---- Record set

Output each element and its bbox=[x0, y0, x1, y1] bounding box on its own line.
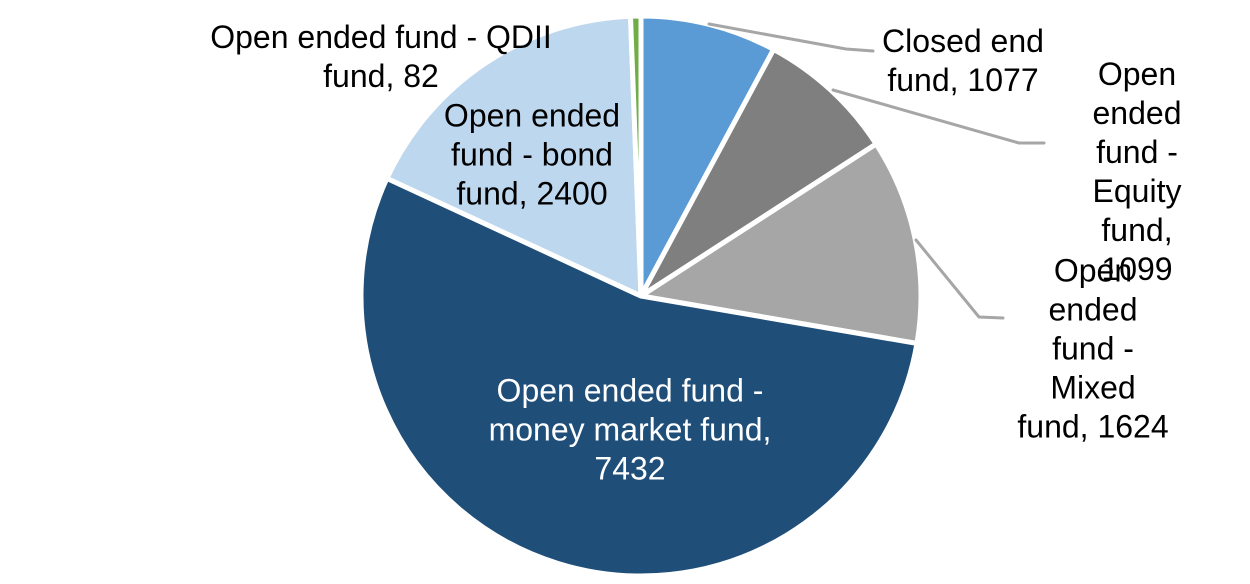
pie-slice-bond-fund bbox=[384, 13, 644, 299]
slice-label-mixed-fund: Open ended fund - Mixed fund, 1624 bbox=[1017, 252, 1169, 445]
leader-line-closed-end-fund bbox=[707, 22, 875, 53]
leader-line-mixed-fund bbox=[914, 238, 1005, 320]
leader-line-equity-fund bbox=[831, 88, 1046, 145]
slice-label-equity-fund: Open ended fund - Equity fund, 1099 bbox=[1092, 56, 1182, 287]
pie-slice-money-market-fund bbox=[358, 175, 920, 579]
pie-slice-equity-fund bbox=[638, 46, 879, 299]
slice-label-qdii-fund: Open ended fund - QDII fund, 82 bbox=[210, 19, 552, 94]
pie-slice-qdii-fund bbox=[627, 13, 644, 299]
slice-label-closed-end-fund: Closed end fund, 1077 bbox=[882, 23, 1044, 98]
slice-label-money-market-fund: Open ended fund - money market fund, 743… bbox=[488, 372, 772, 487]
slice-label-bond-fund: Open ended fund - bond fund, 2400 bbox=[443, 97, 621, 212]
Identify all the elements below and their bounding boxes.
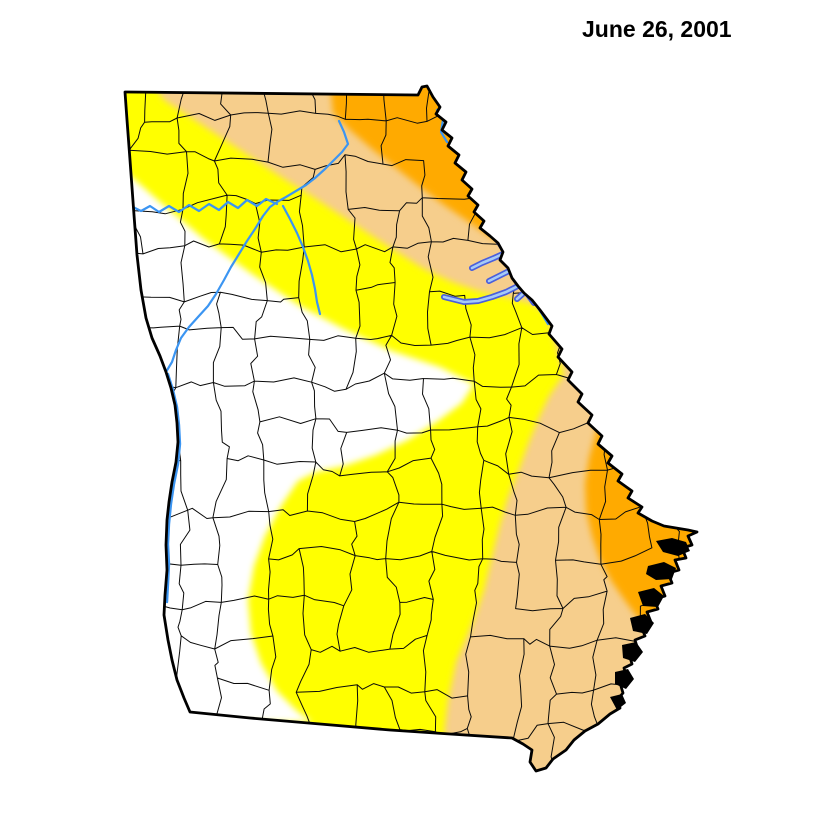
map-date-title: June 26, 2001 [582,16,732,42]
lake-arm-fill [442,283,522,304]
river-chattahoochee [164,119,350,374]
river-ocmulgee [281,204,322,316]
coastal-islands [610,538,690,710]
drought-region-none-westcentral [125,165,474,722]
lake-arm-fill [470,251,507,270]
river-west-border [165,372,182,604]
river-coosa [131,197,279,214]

--------

» Prompt: Rewrite the lines above as a JSON list of strings, one string per line, skipping any blank lines. Leave out the pictures.

» Solved problem:
[
  "Output each element and its bbox=[x0, y0, x1, y1] bounding box on its own line.",
  "pie-slice-bond-fund bbox=[384, 13, 644, 299]",
  "slice-label-mixed-fund: Open ended fund - Mixed fund, 1624 bbox=[1017, 252, 1169, 445]",
  "leader-line-closed-end-fund bbox=[707, 22, 875, 53]",
  "leader-line-mixed-fund bbox=[914, 238, 1005, 320]",
  "leader-line-equity-fund bbox=[831, 88, 1046, 145]",
  "slice-label-equity-fund: Open ended fund - Equity fund, 1099 bbox=[1092, 56, 1182, 287]",
  "pie-slice-money-market-fund bbox=[358, 175, 920, 579]",
  "pie-slice-equity-fund bbox=[638, 46, 879, 299]",
  "slice-label-qdii-fund: Open ended fund - QDII fund, 82 bbox=[210, 19, 552, 94]",
  "pie-slice-qdii-fund bbox=[627, 13, 644, 299]",
  "slice-label-closed-end-fund: Closed end fund, 1077 bbox=[882, 23, 1044, 98]",
  "slice-label-money-market-fund: Open ended fund - money market fund, 743… bbox=[488, 372, 772, 487]",
  "slice-label-bond-fund: Open ended fund - bond fund, 2400 bbox=[443, 97, 621, 212]",
  "Identify all the elements below and their bounding boxes.",
  "map-date-title: June 26, 2001 [582,16,732,42]",
  "lake-arm-fill [442,283,522,304]",
  "river-chattahoochee [164,119,350,374]",
  "river-ocmulgee [281,204,322,316]",
  "coastal-islands [610,538,690,710]",
  "drought-region-none-westcentral [125,165,474,722]",
  "lake-arm-fill [470,251,507,270]",
  "river-west-border [165,372,182,604]",
  "river-coosa [131,197,279,214]"
]